Collected data entries.
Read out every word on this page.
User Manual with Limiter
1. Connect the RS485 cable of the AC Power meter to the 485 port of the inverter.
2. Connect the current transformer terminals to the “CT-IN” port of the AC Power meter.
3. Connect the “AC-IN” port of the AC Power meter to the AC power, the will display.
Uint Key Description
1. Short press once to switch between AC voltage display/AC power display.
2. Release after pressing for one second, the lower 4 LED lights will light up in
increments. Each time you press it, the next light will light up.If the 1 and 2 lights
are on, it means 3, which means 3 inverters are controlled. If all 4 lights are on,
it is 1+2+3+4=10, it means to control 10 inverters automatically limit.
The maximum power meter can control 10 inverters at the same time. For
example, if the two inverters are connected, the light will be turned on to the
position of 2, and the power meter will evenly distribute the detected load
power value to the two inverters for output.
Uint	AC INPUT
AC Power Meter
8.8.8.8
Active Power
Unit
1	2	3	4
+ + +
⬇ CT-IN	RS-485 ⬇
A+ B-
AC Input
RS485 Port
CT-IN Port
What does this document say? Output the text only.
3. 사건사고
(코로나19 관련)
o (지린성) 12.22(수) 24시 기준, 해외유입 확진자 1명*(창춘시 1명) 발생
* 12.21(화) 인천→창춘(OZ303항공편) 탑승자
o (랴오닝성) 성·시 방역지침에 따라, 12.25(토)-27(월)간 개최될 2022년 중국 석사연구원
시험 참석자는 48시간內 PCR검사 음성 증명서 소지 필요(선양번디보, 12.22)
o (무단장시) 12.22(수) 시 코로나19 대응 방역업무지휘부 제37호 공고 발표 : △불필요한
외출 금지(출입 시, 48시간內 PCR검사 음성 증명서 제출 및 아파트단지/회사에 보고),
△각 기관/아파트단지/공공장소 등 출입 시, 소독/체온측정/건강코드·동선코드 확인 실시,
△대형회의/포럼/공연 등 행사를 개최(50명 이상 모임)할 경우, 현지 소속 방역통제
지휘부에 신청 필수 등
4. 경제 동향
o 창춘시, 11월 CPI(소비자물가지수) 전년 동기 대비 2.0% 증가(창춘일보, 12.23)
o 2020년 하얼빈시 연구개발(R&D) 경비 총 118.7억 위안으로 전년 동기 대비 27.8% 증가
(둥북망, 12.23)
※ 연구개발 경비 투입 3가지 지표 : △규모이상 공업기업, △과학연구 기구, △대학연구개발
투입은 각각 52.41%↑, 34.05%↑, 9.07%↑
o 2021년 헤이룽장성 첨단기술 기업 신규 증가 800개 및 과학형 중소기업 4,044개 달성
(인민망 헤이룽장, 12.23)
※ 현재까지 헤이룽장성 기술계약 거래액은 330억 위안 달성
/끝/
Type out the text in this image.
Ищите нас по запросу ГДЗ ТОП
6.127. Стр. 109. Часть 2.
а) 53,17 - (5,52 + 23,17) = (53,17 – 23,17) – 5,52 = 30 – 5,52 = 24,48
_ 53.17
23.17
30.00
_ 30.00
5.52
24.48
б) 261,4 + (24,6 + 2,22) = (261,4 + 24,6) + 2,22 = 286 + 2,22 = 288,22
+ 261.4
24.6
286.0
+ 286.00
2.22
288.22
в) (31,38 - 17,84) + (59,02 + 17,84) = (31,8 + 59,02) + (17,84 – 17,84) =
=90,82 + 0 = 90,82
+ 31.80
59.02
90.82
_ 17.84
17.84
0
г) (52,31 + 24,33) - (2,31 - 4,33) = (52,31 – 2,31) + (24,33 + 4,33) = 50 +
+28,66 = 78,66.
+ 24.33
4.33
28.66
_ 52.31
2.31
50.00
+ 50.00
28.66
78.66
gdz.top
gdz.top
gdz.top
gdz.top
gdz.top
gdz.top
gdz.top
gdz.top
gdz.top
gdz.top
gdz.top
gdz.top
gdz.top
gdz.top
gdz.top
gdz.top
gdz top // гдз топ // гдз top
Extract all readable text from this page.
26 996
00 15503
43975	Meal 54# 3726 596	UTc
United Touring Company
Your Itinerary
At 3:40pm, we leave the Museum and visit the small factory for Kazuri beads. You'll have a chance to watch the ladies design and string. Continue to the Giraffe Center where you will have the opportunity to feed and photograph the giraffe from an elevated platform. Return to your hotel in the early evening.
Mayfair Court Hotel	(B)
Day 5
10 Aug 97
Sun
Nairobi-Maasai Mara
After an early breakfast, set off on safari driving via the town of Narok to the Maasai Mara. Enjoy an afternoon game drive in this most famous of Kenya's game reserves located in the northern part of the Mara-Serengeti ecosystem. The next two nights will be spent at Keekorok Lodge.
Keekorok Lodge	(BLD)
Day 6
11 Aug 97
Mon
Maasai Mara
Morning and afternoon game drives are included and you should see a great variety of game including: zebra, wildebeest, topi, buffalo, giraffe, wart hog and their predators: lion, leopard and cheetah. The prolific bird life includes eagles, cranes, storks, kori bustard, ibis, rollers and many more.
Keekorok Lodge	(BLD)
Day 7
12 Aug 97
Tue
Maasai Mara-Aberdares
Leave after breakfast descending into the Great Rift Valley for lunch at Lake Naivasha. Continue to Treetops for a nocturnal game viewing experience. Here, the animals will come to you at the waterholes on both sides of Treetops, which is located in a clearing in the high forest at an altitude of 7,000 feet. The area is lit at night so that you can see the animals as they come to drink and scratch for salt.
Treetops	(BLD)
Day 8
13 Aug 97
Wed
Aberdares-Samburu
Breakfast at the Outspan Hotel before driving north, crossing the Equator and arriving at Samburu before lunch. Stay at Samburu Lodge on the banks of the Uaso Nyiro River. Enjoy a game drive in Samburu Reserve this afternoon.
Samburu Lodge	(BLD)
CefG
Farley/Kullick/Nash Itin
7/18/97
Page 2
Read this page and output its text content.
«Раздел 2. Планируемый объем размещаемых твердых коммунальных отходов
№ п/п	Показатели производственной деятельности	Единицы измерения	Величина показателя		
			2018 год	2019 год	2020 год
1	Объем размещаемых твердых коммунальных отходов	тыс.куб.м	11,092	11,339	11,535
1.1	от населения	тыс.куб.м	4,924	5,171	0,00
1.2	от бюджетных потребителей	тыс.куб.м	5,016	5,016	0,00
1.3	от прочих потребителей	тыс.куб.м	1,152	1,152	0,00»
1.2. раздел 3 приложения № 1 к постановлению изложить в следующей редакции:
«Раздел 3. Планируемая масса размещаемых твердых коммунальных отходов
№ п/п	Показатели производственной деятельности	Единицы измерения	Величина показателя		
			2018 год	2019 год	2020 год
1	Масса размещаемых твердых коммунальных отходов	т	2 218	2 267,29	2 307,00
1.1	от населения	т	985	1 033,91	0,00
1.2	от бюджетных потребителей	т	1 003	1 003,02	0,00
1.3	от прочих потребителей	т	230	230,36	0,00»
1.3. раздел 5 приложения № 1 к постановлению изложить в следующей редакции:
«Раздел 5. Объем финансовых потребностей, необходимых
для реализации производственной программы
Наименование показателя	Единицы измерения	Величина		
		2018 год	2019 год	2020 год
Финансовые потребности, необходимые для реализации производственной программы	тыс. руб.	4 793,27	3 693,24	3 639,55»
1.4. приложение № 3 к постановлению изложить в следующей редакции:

WHAT IS EXPECTED.
Retype the records above exactly.

THE SOLUTION.
Read out every word on this page.
User Manual with Limiter
1. Connect the RS485 cable of the AC Power meter to the 485 port of the inverter.
2. Connect the current transformer terminals to the “CT-IN” port of the AC Power meter.
3. Connect the “AC-IN” port of the AC Power meter to the AC power, the will display.
Uint Key Description
1. Short press once to switch between AC voltage display/AC power display.
2. Release after pressing for one second, the lower 4 LED lights will light up in
increments. Each time you press it, the next light will light up.If the 1 and 2 lights
are on, it means 3, which means 3 inverters are controlled. If all 4 lights are on,
it is 1+2+3+4=10, it means to control 10 inverters automatically limit.
The maximum power meter can control 10 inverters at the same time. For
example, if the two inverters are connected, the light will be turned on to the
position of 2, and the power meter will evenly distribute the detected load
power value to the two inverters for output.
Uint	AC INPUT
AC Power Meter
8.8.8.8
Active Power
Unit
1	2	3	4
+ + +
⬇ CT-IN	RS-485 ⬇
A+ B-
AC Input
RS485 Port
CT-IN Port
What does this document say? Output the text only.
3. 사건사고
(코로나19 관련)
o (지린성) 12.22(수) 24시 기준, 해외유입 확진자 1명*(창춘시 1명) 발생
* 12.21(화) 인천→창춘(OZ303항공편) 탑승자
o (랴오닝성) 성·시 방역지침에 따라, 12.25(토)-27(월)간 개최될 2022년 중국 석사연구원
시험 참석자는 48시간內 PCR검사 음성 증명서 소지 필요(선양번디보, 12.22)
o (무단장시) 12.22(수) 시 코로나19 대응 방역업무지휘부 제37호 공고 발표 : △불필요한
외출 금지(출입 시, 48시간內 PCR검사 음성 증명서 제출 및 아파트단지/회사에 보고),
△각 기관/아파트단지/공공장소 등 출입 시, 소독/체온측정/건강코드·동선코드 확인 실시,
△대형회의/포럼/공연 등 행사를 개최(50명 이상 모임)할 경우, 현지 소속 방역통제
지휘부에 신청 필수 등
4. 경제 동향
o 창춘시, 11월 CPI(소비자물가지수) 전년 동기 대비 2.0% 증가(창춘일보, 12.23)
o 2020년 하얼빈시 연구개발(R&D) 경비 총 118.7억 위안으로 전년 동기 대비 27.8% 증가
(둥북망, 12.23)
※ 연구개발 경비 투입 3가지 지표 : △규모이상 공업기업, △과학연구 기구, △대학연구개발
투입은 각각 52.41%↑, 34.05%↑, 9.07%↑
o 2021년 헤이룽장성 첨단기술 기업 신규 증가 800개 및 과학형 중소기업 4,044개 달성
(인민망 헤이룽장, 12.23)
※ 현재까지 헤이룽장성 기술계약 거래액은 330억 위안 달성
/끝/
Type out the text in this image.
Ищите нас по запросу ГДЗ ТОП
6.127. Стр. 109. Часть 2.
а) 53,17 - (5,52 + 23,17) = (53,17 – 23,17) – 5,52 = 30 – 5,52 = 24,48
_ 53.17
23.17
30.00
_ 30.00
5.52
24.48
б) 261,4 + (24,6 + 2,22) = (261,4 + 24,6) + 2,22 = 286 + 2,22 = 288,22
+ 261.4
24.6
286.0
+ 286.00
2.22
288.22
в) (31,38 - 17,84) + (59,02 + 17,84) = (31,8 + 59,02) + (17,84 – 17,84) =
=90,82 + 0 = 90,82
+ 31.80
59.02
90.82
_ 17.84
17.84
0
г) (52,31 + 24,33) - (2,31 - 4,33) = (52,31 – 2,31) + (24,33 + 4,33) = 50 +
+28,66 = 78,66.
+ 24.33
4.33
28.66
_ 52.31
2.31
50.00
+ 50.00
28.66
78.66
gdz.top
gdz.top
gdz.top
gdz.top
gdz.top
gdz.top
gdz.top
gdz.top
gdz.top
gdz.top
gdz.top
gdz.top
gdz.top
gdz.top
gdz.top
gdz.top
gdz top // гдз топ // гдз top
Extract all readable text from this page.
26 996
00 15503
43975	Meal 54# 3726 596	UTc
United Touring Company
Your Itinerary
At 3:40pm, we leave the Museum and visit the small factory for Kazuri beads. You'll have a chance to watch the ladies design and string. Continue to the Giraffe Center where you will have the opportunity to feed and photograph the giraffe from an elevated platform. Return to your hotel in the early evening.
Mayfair Court Hotel	(B)
Day 5
10 Aug 97
Sun
Nairobi-Maasai Mara
After an early breakfast, set off on safari driving via the town of Narok to the Maasai Mara. Enjoy an afternoon game drive in this most famous of Kenya's game reserves located in the northern part of the Mara-Serengeti ecosystem. The next two nights will be spent at Keekorok Lodge.
Keekorok Lodge	(BLD)
Day 6
11 Aug 97
Mon
Maasai Mara
Morning and afternoon game drives are included and you should see a great variety of game including: zebra, wildebeest, topi, buffalo, giraffe, wart hog and their predators: lion, leopard and cheetah. The prolific bird life includes eagles, cranes, storks, kori bustard, ibis, rollers and many more.
Keekorok Lodge	(BLD)
Day 7
12 Aug 97
Tue
Maasai Mara-Aberdares
Leave after breakfast descending into the Great Rift Valley for lunch at Lake Naivasha. Continue to Treetops for a nocturnal game viewing experience. Here, the animals will come to you at the waterholes on both sides of Treetops, which is located in a clearing in the high forest at an altitude of 7,000 feet. The area is lit at night so that you can see the animals as they come to drink and scratch for salt.
Treetops	(BLD)
Day 8
13 Aug 97
Wed
Aberdares-Samburu
Breakfast at the Outspan Hotel before driving north, crossing the Equator and arriving at Samburu before lunch. Stay at Samburu Lodge on the banks of the Uaso Nyiro River. Enjoy a game drive in Samburu Reserve this afternoon.
Samburu Lodge	(BLD)
CefG
Farley/Kullick/Nash Itin
7/18/97
Page 2
Read this page and output its text content.
«Раздел 2. Планируемый объем размещаемых твердых коммунальных отходов
№ п/п	Показатели производственной деятельности	Единицы измерения	Величина показателя		
			2018 год	2019 год	2020 год
1	Объем размещаемых твердых коммунальных отходов	тыс.куб.м	11,092	11,339	11,535
1.1	от населения	тыс.куб.м	4,924	5,171	0,00
1.2	от бюджетных потребителей	тыс.куб.м	5,016	5,016	0,00
1.3	от прочих потребителей	тыс.куб.м	1,152	1,152	0,00»
1.2. раздел 3 приложения № 1 к постановлению изложить в следующей редакции:
«Раздел 3. Планируемая масса размещаемых твердых коммунальных отходов
№ п/п	Показатели производственной деятельности	Единицы измерения	Величина показателя		
			2018 год	2019 год	2020 год
1	Масса размещаемых твердых коммунальных отходов	т	2 218	2 267,29	2 307,00
1.1	от населения	т	985	1 033,91	0,00
1.2	от бюджетных потребителей	т	1 003	1 003,02	0,00
1.3	от прочих потребителей	т	230	230,36	0,00»
1.3. раздел 5 приложения № 1 к постановлению изложить в следующей редакции:
«Раздел 5. Объем финансовых потребностей, необходимых
для реализации производственной программы
Наименование показателя	Единицы измерения	Величина		
		2018 год	2019 год	2020 год
Финансовые потребности, необходимые для реализации производственной программы	тыс. руб.	4 793,27	3 693,24	3 639,55»
1.4. приложение № 3 к постановлению изложить в следующей редакции:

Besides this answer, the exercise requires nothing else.